— BEGIN DATASET RECORDS —

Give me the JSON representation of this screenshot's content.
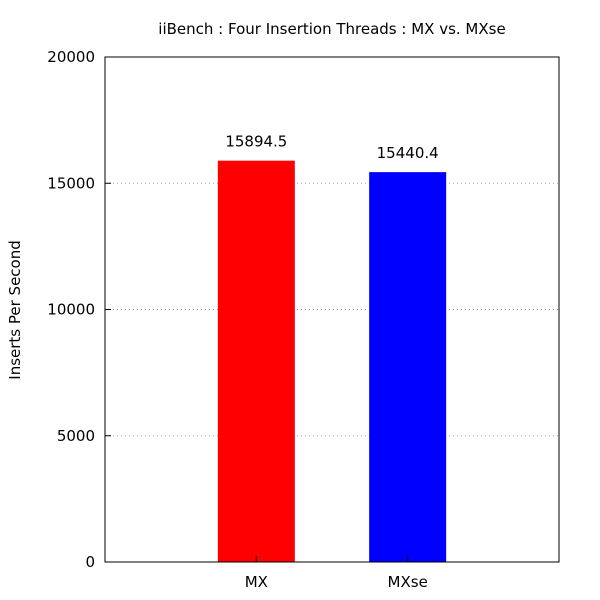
{
  "chart_data": {
    "type": "bar",
    "title": "iiBench : Four Insertion Threads : MX vs. MXse",
    "xlabel": "",
    "ylabel": "Inserts Per Second",
    "categories": [
      "MX",
      "MXse"
    ],
    "values": [
      15894.5,
      15440.4
    ],
    "value_labels": [
      "15894.5",
      "15440.4"
    ],
    "colors": [
      "#ff0000",
      "#0000ff"
    ],
    "ylim": [
      0,
      20000
    ],
    "yticks": [
      0,
      5000,
      10000,
      15000,
      20000
    ],
    "grid": true,
    "legend": "none"
  }
}
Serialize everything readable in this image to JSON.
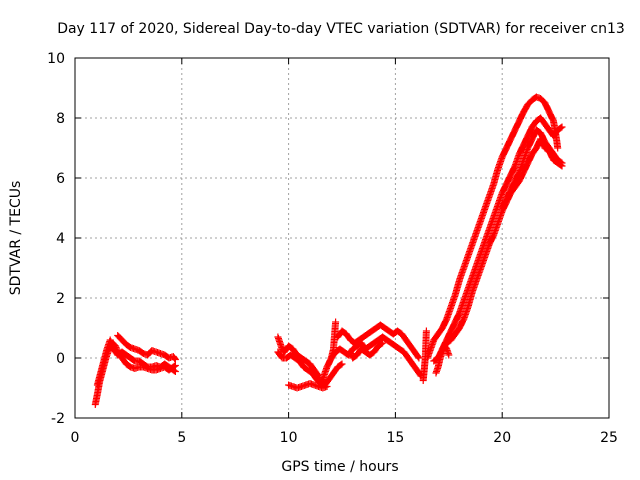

— END DATASET RECORDS —

> _OBJECTIVE_: Repeat each record exactly as shown above, dropping all images.

> _EXERCISE SOLUTION_:
Give me the JSON representation of this screenshot's content.
{
  "chart_data": {
    "type": "bar",
    "title": "iiBench : Four Insertion Threads : MX vs. MXse",
    "xlabel": "",
    "ylabel": "Inserts Per Second",
    "categories": [
      "MX",
      "MXse"
    ],
    "values": [
      15894.5,
      15440.4
    ],
    "value_labels": [
      "15894.5",
      "15440.4"
    ],
    "colors": [
      "#ff0000",
      "#0000ff"
    ],
    "ylim": [
      0,
      20000
    ],
    "yticks": [
      0,
      5000,
      10000,
      15000,
      20000
    ],
    "grid": true,
    "legend": "none"
  }
}
Serialize everything readable in this image to JSON.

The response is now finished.